[BEGIN Excerpt provided]
Combinatorics and Probability Riddles

[Baron]

You can draw as many as you wish, and if your total score is 10 points or more, you'll get paid double the amount of money you bet, and if you lose, you lose all of it.

a) How many marbles should you draw in order to have the highest possible chances of winning?
b) Is it a reasonable game to play (i.e. would you be making more money than losing it in the long run)?

Not a math guy, but I'll try to solve it backwards:


b)  The odds are against you.  You have a 1/6 chance of outright victory (10 points) and 1/6 chance of instant defeat (x), cancelling each other out.  The ones are useless because they will never combine to make ten points (and playing past 10 is insane).  There is a 1/30 chance from the outset of getting two fives (1/6 * 1/5), but a much higher chance of drawing an x over two draws (if I'm not mistaken, 1/6 + 1/5 or 11/30).  The odds get further apart if you draw more than twice.

a)  The highest possible chance of winning is therefore drawing once (50:50).  Anything more than that the odds become progressively stacked against you.

Edit:  Gah, that's not right, since 1/6 + 1/5 + 1/4 + 1/3 + 1/2 guarantees failure, but of course it is possible to draw five marbles.

[monkey424]

I believe this might be similar to the 'finding a good toilet' problem?

http://youtu.be/ZWib5olGbQ0

My answer..

a) 3 marbles gives you the best chance (40%) of a good outcome.

For 1, 2, 4, and 5 marbles, the chances of a good outcome respectively are 1/6, 1/3, 1/3, 1/6

My method was just grouping the possibilities and counting them. I've forgotten the formulas.

b) Given you know to pick 3 marbles, it's a reasonable game because 40% is not bad. It's nearly 50%

[Snarky]

I'm assuming in this game you draw all the marbles at once, not one at a time and then deciding what to do next?

If so, we can answer the second part without doing any real probability calculations.
[END Excerpt provided]
[BEGIN Extracted information]
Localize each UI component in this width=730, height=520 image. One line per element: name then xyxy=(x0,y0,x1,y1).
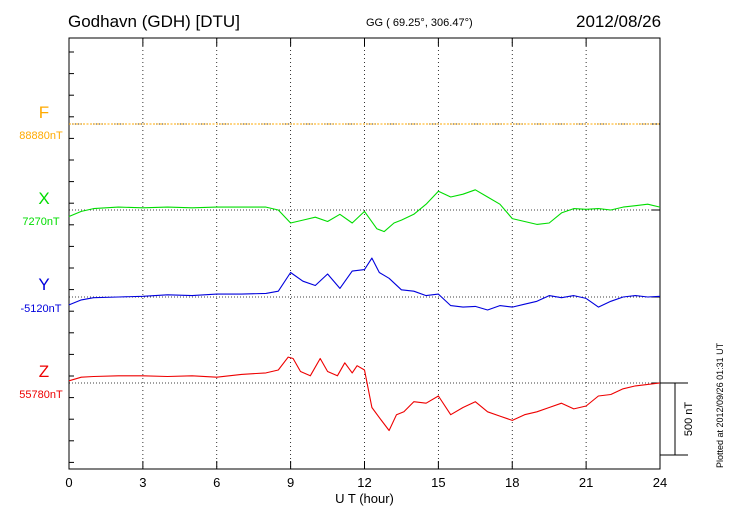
x-tick-label-6: 6 xyxy=(213,475,220,490)
series-traces xyxy=(68,123,661,432)
station-title: Godhavn (GDH) [DTU] xyxy=(68,12,240,31)
x-tick-label-0: 0 xyxy=(65,475,72,490)
x-axis-label: U T (hour) xyxy=(335,491,394,506)
x-tick-label-12: 12 xyxy=(357,475,371,490)
series-f-baseline-value: 88880nT xyxy=(19,130,63,142)
x-tick-label-9: 9 xyxy=(287,475,294,490)
x-tick-label-24: 24 xyxy=(653,475,667,490)
station-coordinates: GG ( 69.25°, 306.47°) xyxy=(366,17,473,29)
series-y-name: Y xyxy=(38,275,49,294)
series-x-trace xyxy=(68,189,661,233)
x-tick-label-3: 3 xyxy=(139,475,146,490)
series-y-baseline-value: -5120nT xyxy=(21,303,62,315)
x-tick-label-15: 15 xyxy=(431,475,445,490)
series-y-trace xyxy=(68,257,661,311)
series-x-baseline-value: 7270nT xyxy=(22,216,60,228)
plotted-timestamp: Plotted at 2012/09/26 01:31 UT xyxy=(715,342,725,468)
series-z-trace xyxy=(68,356,661,432)
x-tick-label-21: 21 xyxy=(579,475,593,490)
scale-bar-label: 500 nT xyxy=(683,402,695,437)
x-axis: 0 3 6 9 12 15 18 21 24 U T (hour) xyxy=(65,38,667,506)
x-tick-label-18: 18 xyxy=(505,475,519,490)
plot-date: 2012/08/26 xyxy=(576,12,662,31)
series-f-name: F xyxy=(39,103,49,122)
series-labels: F 88880nT X 7270nT Y -5120nT Z 55780nT xyxy=(19,103,63,401)
series-z-baseline-value: 55780nT xyxy=(19,389,63,401)
series-x-name: X xyxy=(38,189,49,208)
grid-lines xyxy=(142,38,587,469)
scale-bar: 500 nT xyxy=(660,382,695,456)
series-z-name: Z xyxy=(39,362,49,381)
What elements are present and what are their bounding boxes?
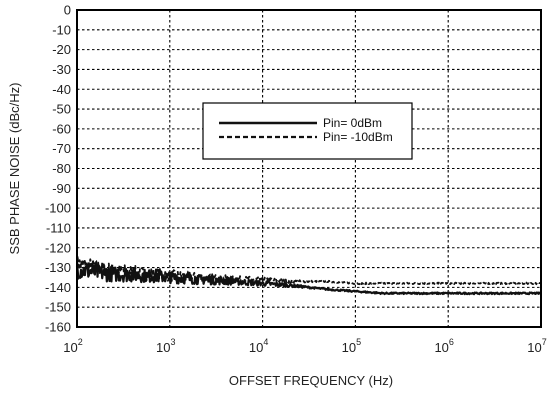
x-tick-label: 105 bbox=[342, 337, 361, 355]
x-tick-label: 107 bbox=[527, 337, 546, 355]
y-tick-label: 0 bbox=[64, 3, 71, 18]
y-tick-label: -130 bbox=[45, 260, 71, 275]
y-axis-ticks: 0 -10 -20 -30 -40 -50 -60 -70 -80 -90 -100 -110 -120… bbox=[45, 3, 71, 335]
x-axis-title: OFFSET FREQUENCY (Hz) bbox=[229, 373, 393, 388]
y-tick-label: -30 bbox=[52, 62, 71, 77]
y-tick-label: -150 bbox=[45, 300, 71, 315]
y-tick-label: -110 bbox=[46, 220, 71, 235]
y-tick-label: -70 bbox=[52, 141, 71, 156]
legend-box bbox=[202, 102, 413, 160]
x-tick-label: 104 bbox=[249, 337, 268, 355]
y-tick-label: -40 bbox=[52, 82, 71, 97]
y-axis-title: SSB PHASE NOISE (dBc/Hz) bbox=[7, 83, 22, 255]
y-tick-label: -140 bbox=[45, 280, 71, 295]
y-tick-label: -20 bbox=[52, 42, 71, 57]
y-tick-label: -60 bbox=[52, 121, 71, 136]
legend-label-pin-0dbm: Pin= 0dBm bbox=[323, 116, 382, 130]
plot-frame bbox=[76, 9, 542, 328]
legend: Pin= 0dBm Pin= -10dBm bbox=[202, 102, 413, 160]
series-group bbox=[75, 255, 542, 296]
legend-label-pin-minus10dbm: Pin= -10dBm bbox=[323, 130, 393, 144]
x-tick-label: 106 bbox=[434, 337, 453, 355]
x-tick-label: 102 bbox=[63, 337, 82, 355]
y-tick-label: -50 bbox=[52, 102, 71, 117]
series-line-pin-0dbm bbox=[75, 263, 542, 296]
x-tick-label: 103 bbox=[156, 337, 175, 355]
y-tick-label: -120 bbox=[45, 240, 71, 255]
x-axis-ticks: 102 103 104 105 106 107 bbox=[63, 337, 546, 355]
y-tick-label: -100 bbox=[45, 201, 71, 216]
y-tick-label: -90 bbox=[52, 181, 71, 196]
y-tick-label: -80 bbox=[52, 161, 71, 176]
y-tick-label: -160 bbox=[45, 320, 71, 335]
y-tick-label: -10 bbox=[52, 22, 71, 37]
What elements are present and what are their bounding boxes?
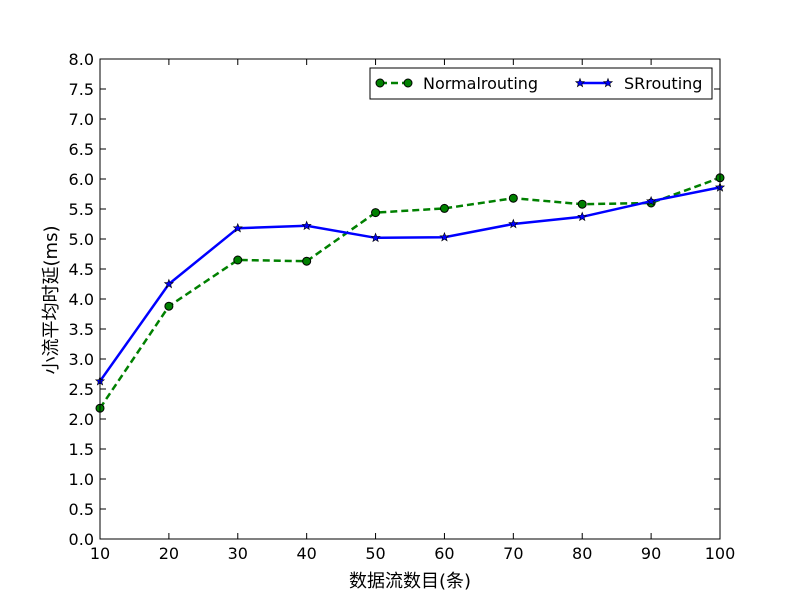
series-layer (94, 173, 726, 413)
data-point-normalrouting (439, 203, 449, 213)
y-tick-label: 2.5 (69, 380, 94, 399)
y-tick-label: 6.0 (69, 170, 94, 189)
series-line-srrouting (98, 186, 721, 382)
data-point-srrouting (163, 278, 174, 289)
data-point-normalrouting (164, 301, 174, 311)
data-point-normalrouting (233, 255, 243, 265)
series-line-normalrouting (98, 176, 721, 409)
y-tick-label: 1.0 (69, 470, 94, 489)
y-tick-label: 2.0 (69, 410, 94, 429)
x-tick-label: 100 (705, 544, 736, 563)
data-point-normalrouting (508, 193, 518, 203)
y-tick-label: 3.5 (69, 320, 94, 339)
data-point-srrouting (301, 220, 312, 231)
y-tick-label: 6.5 (69, 140, 94, 159)
legend-label-normalrouting: Normalrouting (423, 74, 538, 93)
y-tick-label: 7.5 (69, 80, 94, 99)
x-tick-label: 40 (296, 544, 316, 563)
data-point-srrouting (646, 195, 657, 206)
y-tick-label: 5.5 (69, 200, 94, 219)
data-point-normalrouting (371, 208, 381, 218)
data-point-srrouting (370, 232, 381, 243)
y-tick-label: 8.0 (69, 50, 94, 69)
data-point-normalrouting (577, 199, 587, 209)
y-tick-label: 7.0 (69, 110, 94, 129)
y-tick-label: 4.5 (69, 260, 94, 279)
x-axis-label: 数据流数目(条) (349, 571, 471, 592)
data-point-srrouting (232, 222, 243, 233)
x-tick-label: 60 (434, 544, 454, 563)
data-point-srrouting (508, 218, 519, 229)
y-axis-label: 小流平均时延(ms) (41, 226, 62, 375)
x-tick-label: 90 (641, 544, 661, 563)
legend-marker-normalrouting (403, 78, 413, 88)
x-tick-label: 10 (90, 544, 110, 563)
data-point-normalrouting (302, 256, 312, 266)
y-tick-label: 0.5 (69, 500, 94, 519)
y-tick-label: 5.0 (69, 230, 94, 249)
x-tick-label: 20 (159, 544, 179, 563)
y-axis-ticks: 0.0 0.5 1.0 1.5 2.0 2.5 3.0 3.5 4.0 4.5 5.0 5.5 6.0 6… (69, 50, 720, 549)
legend-marker-srrouting (602, 77, 614, 88)
x-tick-label: 50 (365, 544, 385, 563)
legend: Normalrouting SRrouting (369, 67, 713, 100)
x-tick-label: 80 (572, 544, 592, 563)
x-tick-label: 30 (228, 544, 248, 563)
x-axis-ticks: 10 20 30 40 50 60 70 80 90 100 (90, 59, 735, 563)
plot-frame (99, 58, 721, 540)
legend-box (369, 67, 713, 100)
data-point-srrouting (439, 231, 450, 242)
y-tick-label: 4.0 (69, 290, 94, 309)
legend-label-srrouting: SRrouting (624, 74, 702, 93)
x-tick-label: 70 (503, 544, 523, 563)
y-tick-label: 1.5 (69, 440, 94, 459)
y-tick-label: 0.0 (69, 530, 94, 549)
legend-marker-srrouting (574, 77, 586, 88)
legend-marker-normalrouting (375, 78, 385, 88)
data-point-srrouting (577, 211, 588, 222)
y-tick-label: 3.0 (69, 350, 94, 369)
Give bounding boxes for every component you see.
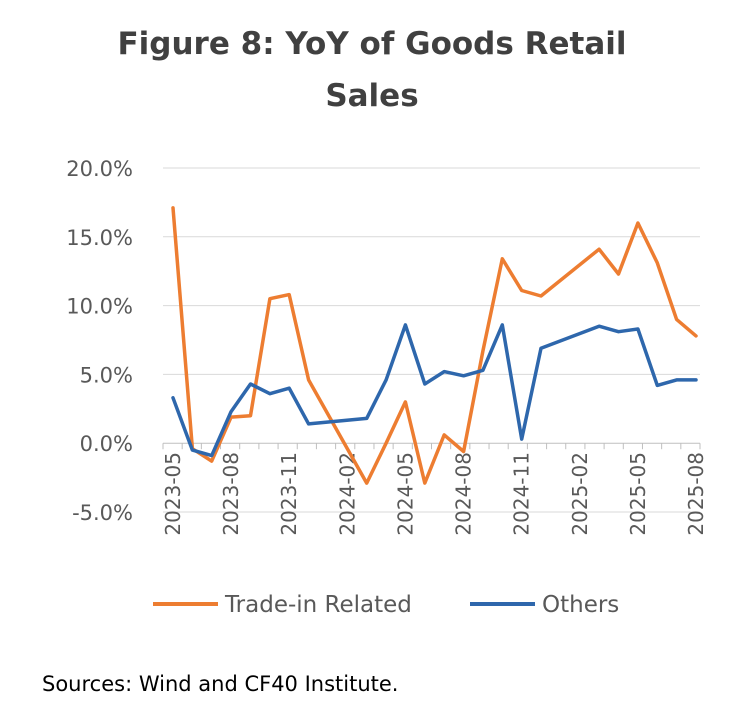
- line-chart: 20.0% 15.0% 10.0% 5.0% 0.0% -5.0% 2023-05 2023-…: [66, 157, 708, 618]
- x-tick-label: 2024-05: [393, 452, 417, 536]
- chart-title-line-1: Figure 8: YoY of Goods Retail: [117, 26, 627, 62]
- x-tick-label: 2023-05: [161, 452, 185, 536]
- chart-title: Figure 8: YoY of Goods Retail Sales: [0, 18, 744, 122]
- legend-label: Trade-in Related: [224, 592, 412, 618]
- chart-title-line-2: Sales: [325, 78, 419, 114]
- legend: Trade-in Related Others: [153, 592, 619, 618]
- x-tick-label: 2023-11: [277, 452, 301, 536]
- y-tick-label: 15.0%: [66, 226, 133, 250]
- x-tick-label: 2024-08: [452, 452, 476, 536]
- x-tick-label: 2025-02: [568, 452, 592, 536]
- y-tick-label: 5.0%: [80, 363, 133, 387]
- series-lines: [171, 206, 698, 485]
- legend-label: Others: [542, 592, 619, 618]
- x-tick-label: 2025-05: [626, 452, 650, 536]
- x-tick-label: 2025-08: [684, 452, 708, 536]
- y-tick-label: 20.0%: [66, 157, 133, 181]
- series-line-trade-in-related: [171, 206, 698, 485]
- x-tick-label: 2024-11: [510, 452, 534, 536]
- sources-note: Sources: Wind and CF40 Institute.: [42, 672, 399, 696]
- series-line-others: [171, 323, 698, 458]
- y-tick-label: -5.0%: [72, 501, 133, 525]
- gridlines: [163, 167, 700, 513]
- axes: 20.0% 15.0% 10.0% 5.0% 0.0% -5.0% 2023-05 2023-…: [66, 157, 708, 536]
- y-tick-label: 10.0%: [66, 295, 133, 319]
- y-tick-label: 0.0%: [80, 432, 133, 456]
- x-tick-label: 2023-08: [219, 452, 243, 536]
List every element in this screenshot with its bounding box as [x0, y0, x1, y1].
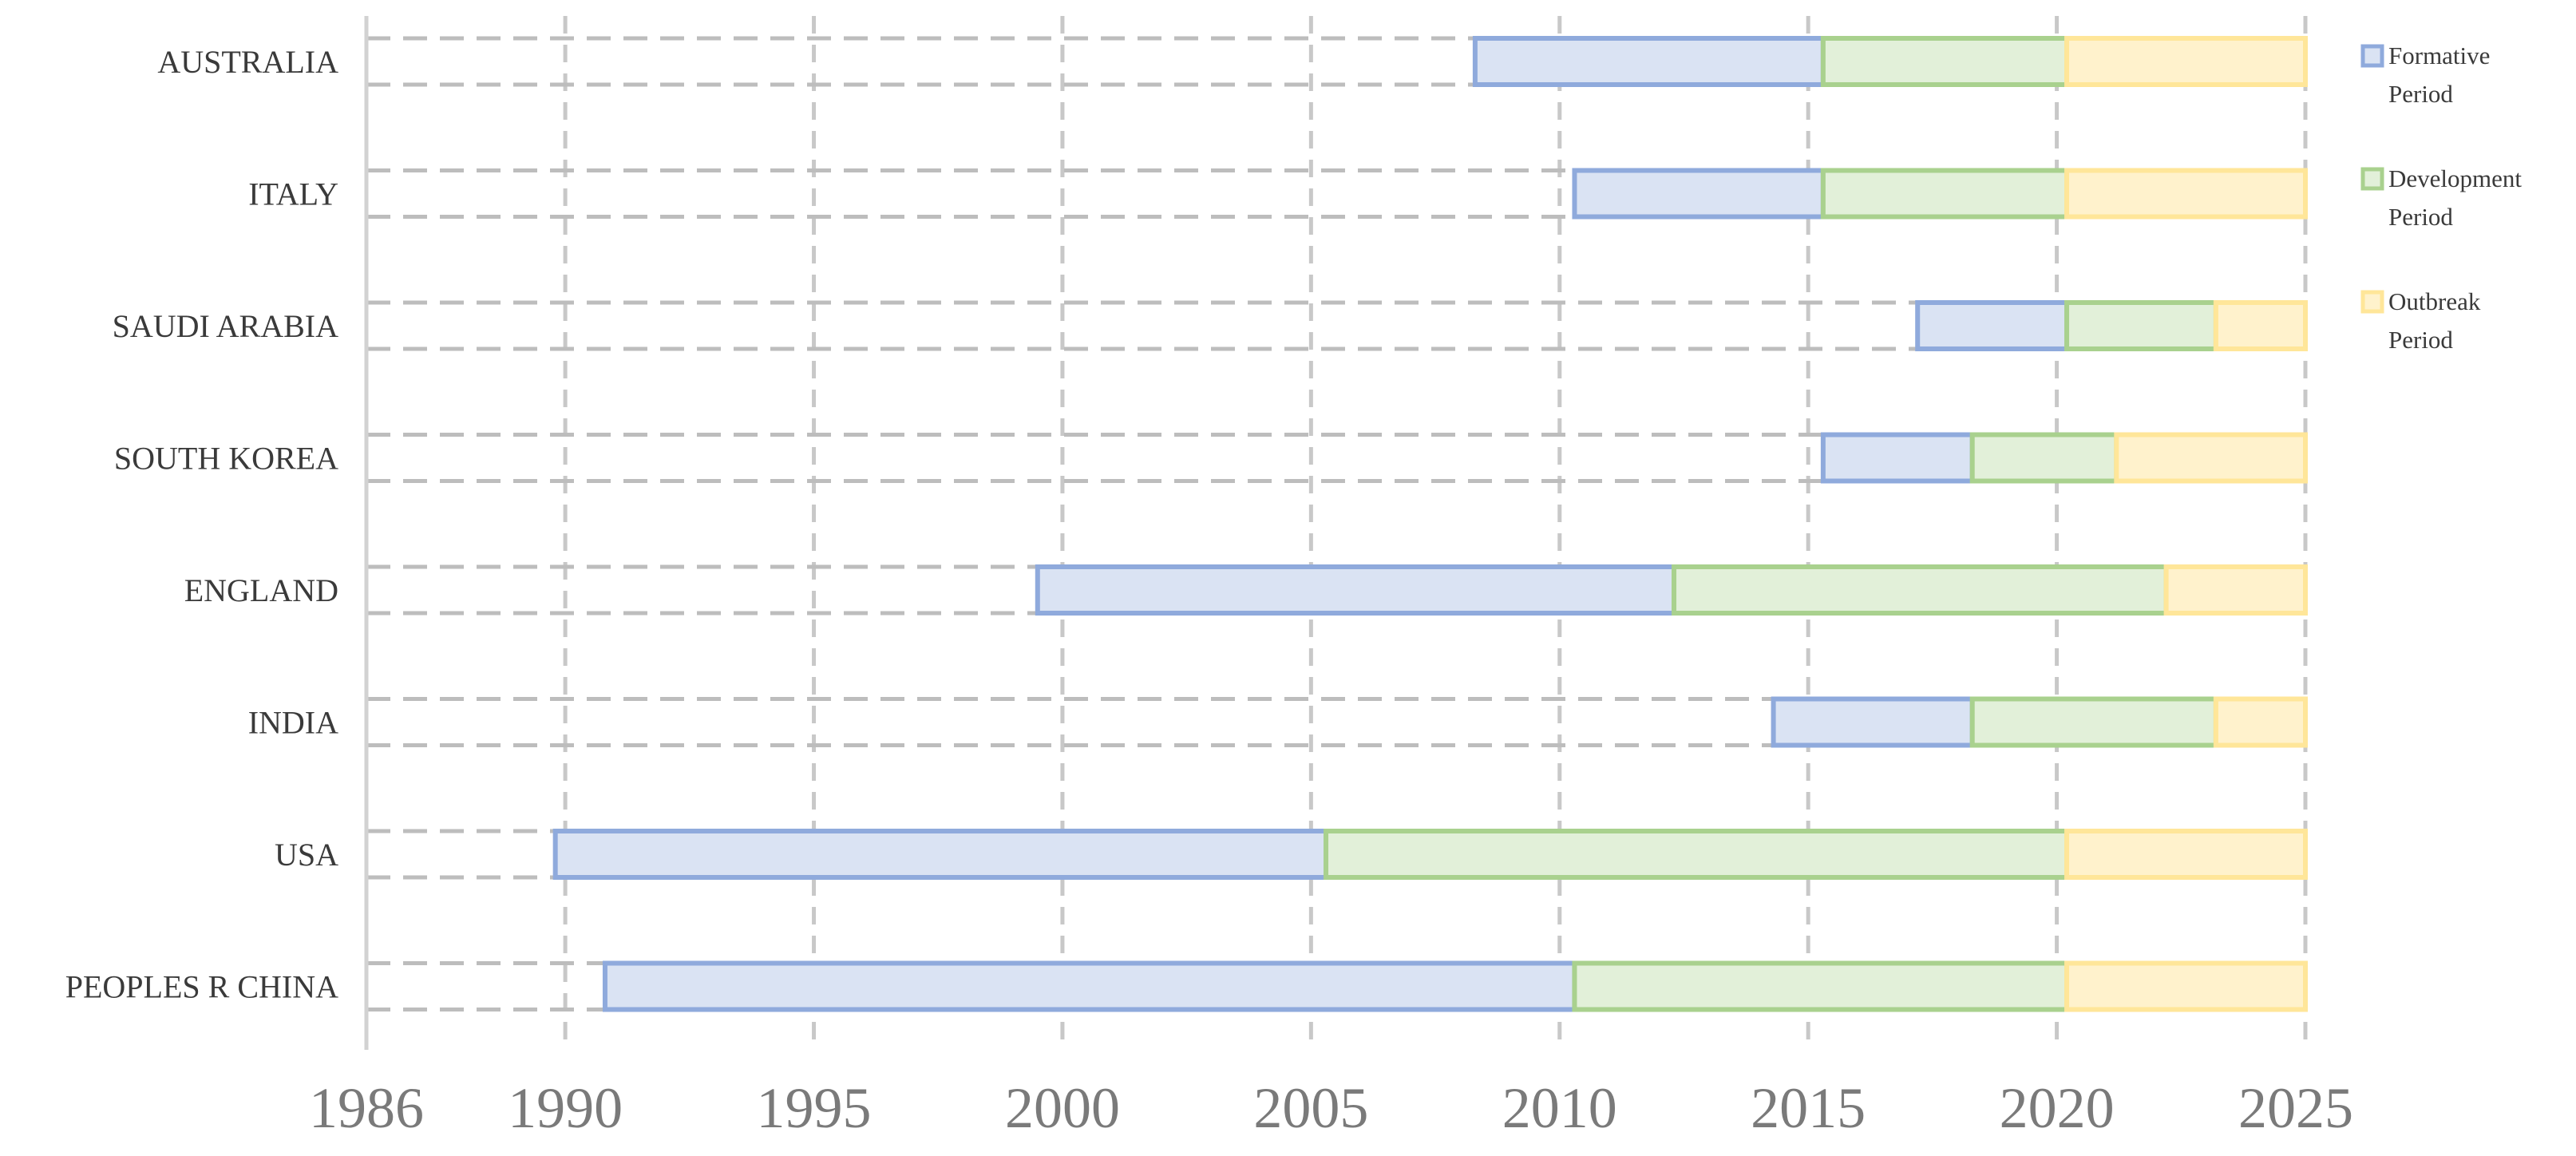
bar-outbreak-period-south-korea [2114, 432, 2308, 484]
category-label-saudi-arabia: SAUDI ARABIA [113, 308, 338, 344]
bar-development-period-india [1969, 696, 2218, 748]
bar-development-period-saudi-arabia [2064, 300, 2218, 351]
bar-formative-period-usa [552, 829, 1329, 880]
x-tick-label-1995: 1995 [757, 1076, 872, 1140]
bar-development-period-australia [1820, 36, 2070, 87]
x-tick-label-2015: 2015 [1751, 1076, 1866, 1140]
bar-outbreak-period-usa [2064, 829, 2308, 880]
category-label-south-korea: SOUTH KOREA [114, 441, 338, 477]
legend: Formative Period Development Period Outbreak… [2360, 42, 2522, 354]
legend-swatch-outbreak-period [2360, 290, 2384, 314]
legend-label-formative-period-line2: Period [2388, 80, 2453, 108]
legend-label-development-period: Development [2388, 164, 2522, 192]
category-label-peoples-r-china: PEOPLES R CHINA [65, 969, 338, 1005]
legend-label-development-period-line2: Period [2388, 203, 2453, 231]
bar-development-period-peoples-r-china [1572, 960, 2070, 1012]
bar-outbreak-period-australia [2064, 36, 2308, 87]
bar-formative-period-england [1035, 564, 1677, 616]
category-label-england: ENGLAND [184, 572, 338, 608]
bar-formative-period-italy [1572, 168, 1826, 220]
category-labels: AUSTRALIA ITALY SAUDI ARABIA SOUTH KOREA ENG… [65, 44, 338, 1005]
category-label-india: INDIA [248, 705, 338, 741]
legend-label-formative-period: Formative [2388, 42, 2490, 69]
legend-swatch-development-period [2360, 167, 2384, 191]
bar-outbreak-period-saudi-arabia [2213, 300, 2309, 351]
legend-label-outbreak-period-line2: Period [2388, 326, 2453, 354]
bar-development-period-england [1672, 564, 2169, 616]
x-tick-label-2020: 2020 [2000, 1076, 2115, 1140]
legend-swatch-formative-period [2360, 44, 2384, 68]
bars [552, 36, 2309, 1012]
bar-formative-period-australia [1472, 36, 1826, 87]
bar-formative-period-south-korea [1820, 432, 1975, 484]
x-tick-label-2025: 2025 [2238, 1076, 2353, 1140]
category-label-italy: ITALY [248, 176, 338, 212]
bar-outbreak-period-england [2163, 564, 2309, 616]
bar-development-period-usa [1324, 829, 2070, 880]
x-tick-label-2000: 2000 [1005, 1076, 1120, 1140]
category-label-australia: AUSTRALIA [157, 44, 338, 80]
x-tick-label-1990: 1990 [508, 1076, 623, 1140]
bar-formative-period-india [1771, 696, 1975, 748]
bar-development-period-italy [1820, 168, 2070, 220]
bar-formative-period-peoples-r-china [602, 960, 1577, 1012]
bar-formative-period-saudi-arabia [1915, 300, 2070, 351]
bar-outbreak-period-india [2213, 696, 2309, 748]
x-axis-ticks: 1986 1990 1995 2000 2005 2010 2015 2020 2025 [309, 1076, 2353, 1140]
x-tick-label-2010: 2010 [1502, 1076, 1617, 1140]
bar-development-period-south-korea [1969, 432, 2119, 484]
x-tick-label-1986: 1986 [309, 1076, 424, 1140]
legend-label-outbreak-period: Outbreak [2388, 287, 2481, 315]
bar-outbreak-period-italy [2064, 168, 2308, 220]
bar-outbreak-period-peoples-r-china [2064, 960, 2308, 1012]
category-label-usa: USA [275, 837, 338, 873]
x-tick-label-2005: 2005 [1253, 1076, 1368, 1140]
grid-lines [364, 16, 2308, 1050]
[END Extracted information]
**Required work**
In the marble riddle thread, what chance of a good outcome does monkey424 give for drawing 3 marbles?

**Exercise output**
40%